TASK DESCRIPTION »
Leave out the pictures and copy everything else in the entries exactly.

Saved entries
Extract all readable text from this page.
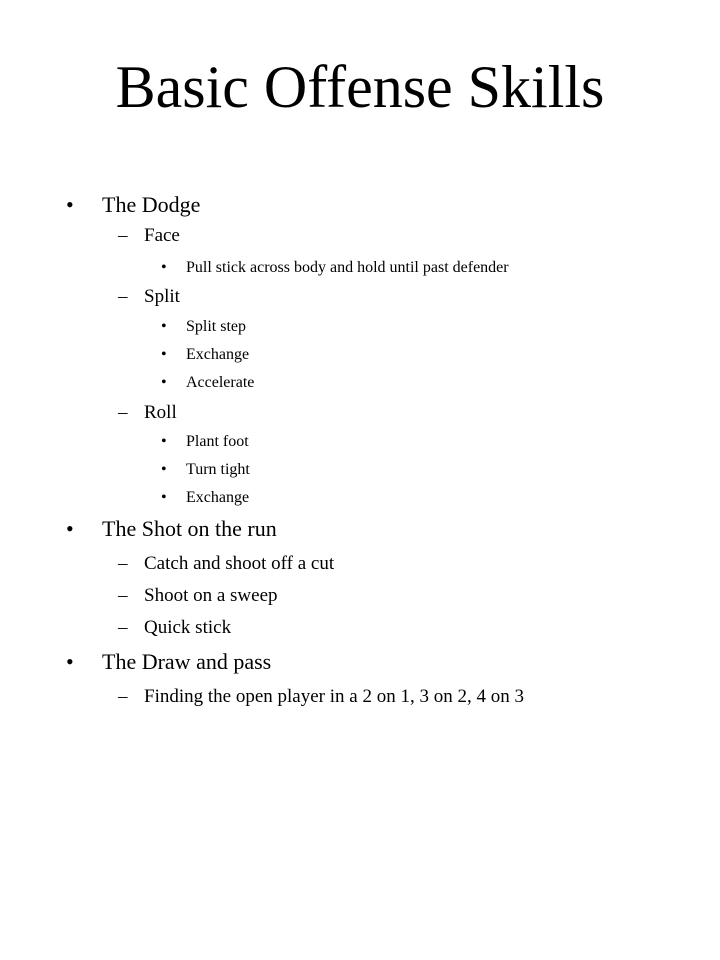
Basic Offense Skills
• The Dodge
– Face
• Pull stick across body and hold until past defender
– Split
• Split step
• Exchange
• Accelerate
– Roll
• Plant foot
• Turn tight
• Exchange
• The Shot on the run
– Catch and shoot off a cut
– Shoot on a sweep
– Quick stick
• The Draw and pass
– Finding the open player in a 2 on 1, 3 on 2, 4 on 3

RESULT FOR THIS TASK »
Extract all readable text from this page.
Basic Offense Skills
• The Dodge
– Face
• Pull stick across body and hold until past defender
– Split
• Split step
• Exchange
• Accelerate
– Roll
• Plant foot
• Turn tight
• Exchange
• The Shot on the run
– Catch and shoot off a cut
– Shoot on a sweep
– Quick stick
• The Draw and pass
– Finding the open player in a 2 on 1, 3 on 2, 4 on 3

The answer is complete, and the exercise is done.